**** FRAGMENTO PROPORCIONADO
Di mi clase de Ética Social y volví a casa. De camino llamó mi madre: los habían visto en otra cuadra anterior a la nuestra. Habían dado la vuelta, se habían vuelto a estacionar frente al edificio. Otros vecinos confirman que vieron otros dos coches junto con la combi: un taxi y una unidad de cablevisión. Están vigilando. Llamamos de nuevo a las patrullas y ahora sí, pensamos lo peor de lo peor. Suena a secuestro. Y aderezado lindamente con las noticias del día (la muerte del adolescente secuestrado por el cual habían pagado ya rescate, y la de toda una familia después de que habían recuperado a otro familiar, porque pudo reconocer a su secuestrador), el miedo no anda en burro.

Mis padres tuvieron que salir, irremediablemente. Estoy esperando a que regresen. Cerré todo a piedra y lodo. Atranqué las puertas. Conseguí los teléfonos de prevención del delito y atención ciudadana. Tiemblo cada que escucho pasar un motor de volkswagen (suenan como ningún otro automóvil y uno casi puede confundir un vocho con una combi) y no dejo de pensar en lo que puede haber detrás de todo esto.
********
**PARTES DEL EJERCICIO:**
(1) Extrae sin cambios, del relato sobre el miedo a un secuestro, el pasaje que empieza en las palabras "Di mi clase" y termina después de "anda en burro.".
(2) Escribe lo que sigue en el relato sobre el miedo a un secuestro, a partir de su última oración.
**** MATERIAL PARA EXAMINAR
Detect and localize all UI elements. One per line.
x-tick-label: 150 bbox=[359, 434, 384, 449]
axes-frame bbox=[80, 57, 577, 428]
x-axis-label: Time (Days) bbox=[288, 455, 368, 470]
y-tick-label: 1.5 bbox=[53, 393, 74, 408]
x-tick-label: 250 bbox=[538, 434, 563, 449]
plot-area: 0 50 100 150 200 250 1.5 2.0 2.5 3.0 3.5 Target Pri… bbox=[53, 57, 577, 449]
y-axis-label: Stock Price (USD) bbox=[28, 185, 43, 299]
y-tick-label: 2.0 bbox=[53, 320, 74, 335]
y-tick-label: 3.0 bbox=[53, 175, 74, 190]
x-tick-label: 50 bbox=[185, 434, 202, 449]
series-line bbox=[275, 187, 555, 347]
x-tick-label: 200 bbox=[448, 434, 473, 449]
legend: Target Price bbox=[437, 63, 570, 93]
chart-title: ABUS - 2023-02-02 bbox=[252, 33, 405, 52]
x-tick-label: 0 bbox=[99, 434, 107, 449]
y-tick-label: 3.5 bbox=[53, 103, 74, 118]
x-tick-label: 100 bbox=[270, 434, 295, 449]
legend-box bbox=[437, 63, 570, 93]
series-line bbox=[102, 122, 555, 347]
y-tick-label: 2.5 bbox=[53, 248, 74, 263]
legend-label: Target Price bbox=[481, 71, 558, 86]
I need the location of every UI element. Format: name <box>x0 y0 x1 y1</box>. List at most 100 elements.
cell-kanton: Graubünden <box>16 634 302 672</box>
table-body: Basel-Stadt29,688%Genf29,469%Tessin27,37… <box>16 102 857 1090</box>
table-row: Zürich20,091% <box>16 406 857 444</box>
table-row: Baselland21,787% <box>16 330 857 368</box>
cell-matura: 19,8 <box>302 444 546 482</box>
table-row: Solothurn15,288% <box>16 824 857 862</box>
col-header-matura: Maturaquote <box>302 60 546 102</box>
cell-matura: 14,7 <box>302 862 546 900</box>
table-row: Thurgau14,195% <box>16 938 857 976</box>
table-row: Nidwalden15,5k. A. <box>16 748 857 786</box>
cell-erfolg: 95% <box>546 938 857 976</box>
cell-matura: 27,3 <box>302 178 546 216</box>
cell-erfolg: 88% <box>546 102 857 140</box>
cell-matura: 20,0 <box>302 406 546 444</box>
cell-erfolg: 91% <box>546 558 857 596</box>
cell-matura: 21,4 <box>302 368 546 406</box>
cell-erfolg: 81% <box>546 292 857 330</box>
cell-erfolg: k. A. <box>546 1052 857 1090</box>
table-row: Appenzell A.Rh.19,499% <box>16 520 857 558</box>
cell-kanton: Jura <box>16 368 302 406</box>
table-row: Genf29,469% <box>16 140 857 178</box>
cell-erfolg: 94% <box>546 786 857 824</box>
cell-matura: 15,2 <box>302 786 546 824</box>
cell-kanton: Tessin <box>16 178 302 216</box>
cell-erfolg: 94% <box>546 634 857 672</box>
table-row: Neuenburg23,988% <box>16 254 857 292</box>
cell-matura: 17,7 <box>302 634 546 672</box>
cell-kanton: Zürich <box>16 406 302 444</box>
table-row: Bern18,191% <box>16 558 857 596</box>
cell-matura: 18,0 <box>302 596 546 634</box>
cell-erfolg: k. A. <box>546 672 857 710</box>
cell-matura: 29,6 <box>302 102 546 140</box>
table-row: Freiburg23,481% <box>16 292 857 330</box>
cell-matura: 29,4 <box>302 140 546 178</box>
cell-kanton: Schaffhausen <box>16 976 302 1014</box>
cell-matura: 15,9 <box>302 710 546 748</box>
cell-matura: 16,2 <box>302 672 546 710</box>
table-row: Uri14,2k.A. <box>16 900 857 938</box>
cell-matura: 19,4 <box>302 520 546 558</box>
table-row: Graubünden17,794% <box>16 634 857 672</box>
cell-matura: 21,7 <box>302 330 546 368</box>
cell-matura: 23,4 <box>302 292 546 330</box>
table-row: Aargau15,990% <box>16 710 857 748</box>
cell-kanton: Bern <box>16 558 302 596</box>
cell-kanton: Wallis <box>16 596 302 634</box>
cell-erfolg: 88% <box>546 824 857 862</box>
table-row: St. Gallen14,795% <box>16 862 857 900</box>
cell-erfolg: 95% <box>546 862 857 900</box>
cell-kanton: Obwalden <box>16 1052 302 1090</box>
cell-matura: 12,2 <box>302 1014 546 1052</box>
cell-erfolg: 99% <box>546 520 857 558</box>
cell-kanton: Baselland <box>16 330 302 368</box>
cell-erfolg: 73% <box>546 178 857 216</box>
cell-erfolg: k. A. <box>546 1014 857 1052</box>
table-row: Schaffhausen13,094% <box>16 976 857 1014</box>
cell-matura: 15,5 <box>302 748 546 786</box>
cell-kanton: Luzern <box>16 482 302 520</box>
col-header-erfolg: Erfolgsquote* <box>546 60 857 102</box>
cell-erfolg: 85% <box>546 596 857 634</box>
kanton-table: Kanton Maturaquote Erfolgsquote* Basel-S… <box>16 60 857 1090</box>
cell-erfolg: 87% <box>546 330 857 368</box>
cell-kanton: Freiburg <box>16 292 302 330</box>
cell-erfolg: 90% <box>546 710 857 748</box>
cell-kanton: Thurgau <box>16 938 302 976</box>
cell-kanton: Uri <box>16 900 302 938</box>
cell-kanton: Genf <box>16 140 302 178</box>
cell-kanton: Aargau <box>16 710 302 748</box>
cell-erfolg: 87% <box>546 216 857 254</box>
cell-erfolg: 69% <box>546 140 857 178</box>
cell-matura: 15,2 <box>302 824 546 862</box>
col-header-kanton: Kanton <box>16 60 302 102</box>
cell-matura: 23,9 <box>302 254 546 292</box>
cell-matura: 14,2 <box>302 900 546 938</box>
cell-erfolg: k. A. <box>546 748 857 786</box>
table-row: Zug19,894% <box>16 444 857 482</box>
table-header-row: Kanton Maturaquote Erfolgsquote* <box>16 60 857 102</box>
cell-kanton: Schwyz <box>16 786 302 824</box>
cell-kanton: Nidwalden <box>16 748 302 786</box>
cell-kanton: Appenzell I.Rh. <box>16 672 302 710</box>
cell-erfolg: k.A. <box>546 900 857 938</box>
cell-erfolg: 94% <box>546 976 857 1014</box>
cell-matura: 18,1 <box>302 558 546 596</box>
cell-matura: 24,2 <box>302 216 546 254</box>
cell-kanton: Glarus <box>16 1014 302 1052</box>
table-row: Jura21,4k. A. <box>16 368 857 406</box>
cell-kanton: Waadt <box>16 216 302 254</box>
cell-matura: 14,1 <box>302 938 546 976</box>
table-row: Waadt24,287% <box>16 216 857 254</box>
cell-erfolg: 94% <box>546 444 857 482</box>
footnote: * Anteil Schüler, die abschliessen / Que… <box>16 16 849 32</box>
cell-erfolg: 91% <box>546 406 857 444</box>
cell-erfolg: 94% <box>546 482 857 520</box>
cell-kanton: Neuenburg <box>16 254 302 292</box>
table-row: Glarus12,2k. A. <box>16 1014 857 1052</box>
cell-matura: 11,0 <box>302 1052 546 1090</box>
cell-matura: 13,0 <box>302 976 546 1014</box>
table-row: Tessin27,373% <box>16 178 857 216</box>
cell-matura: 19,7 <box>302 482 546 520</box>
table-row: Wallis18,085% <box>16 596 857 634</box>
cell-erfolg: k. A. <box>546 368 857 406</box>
********
**RESPUESTAS POR TAREA:**
(1)
Di mi clase de Ética Social y volví a casa. De camino llamó mi madre: los habían visto en otra cuadra anterior a la nuestra. Habían dado la vuelta, se habían vuelto a estacionar frente al edificio. Otros vecinos confirman que vieron otros dos coches junto con la combi: un taxi y una unidad de cablevisión. Están vigilando. Llamamos de nuevo a las patrullas y ahora sí, pensamos lo peor de lo peor. Suena a secuestro. Y aderezado lindamente con las noticias del día (la muerte del adolescente secuestrado por el cual habían pagado ya rescate, y la de toda una familia después de que habían recuperado a otro familiar, porque pudo reconocer a su secuestrador), el miedo no anda en burro.

(2)
Una chica del servicio que se fue de mala manera del departamento uno, volvió a pedir trabajo con una bebita y cuenta el chisme que anda con un drogo medio narco a menudeo. Otro, uno de los vecinos cuya ética profesional, familiar y vital da para una serie de novelas que me permitirían competir con Mario Puzzo, (el personaje principal, un padrino de bajo perfil de una mafia en la que él es la única familia y el único familiar en el negocio, porque a todos los demás los ha eliminado con mañas abogángsters) y yo…

Yo, porque la semana pasada abrieron mi bendito Chevy y se llevaron mi mochila. A veces hasta siento pena por los ladrones, tanto trabajo por lo que ganaron: un morral de gandhi, dos libros de filosofía de la educación, uno de antropología, mis apuntes de filosofía moderna (que me habían costado sangre sudor y lágrimas) y… he aquí el drama: mi nuevo block de recibos de honorarios con dos cheques recién cobrados. Tuve tiempo de cancelar los cheques en la oficina y lo demás… me río de pensar qué fin pueden darle a tres libros viejos, todos rayados y unos apuntes somníferos de una época que aún los filósofos estudian con moderada distancia. El miedo es que en el recibo de honorarios vienen todos mis datos… Pero si la víctima hubiera sido yo, tuvieron oportunidad sobrada de hacerme algo y no hicieron nada, así que me descarto de la película tanto por inducción como por deducción y con ambos métodos estoy a salvo.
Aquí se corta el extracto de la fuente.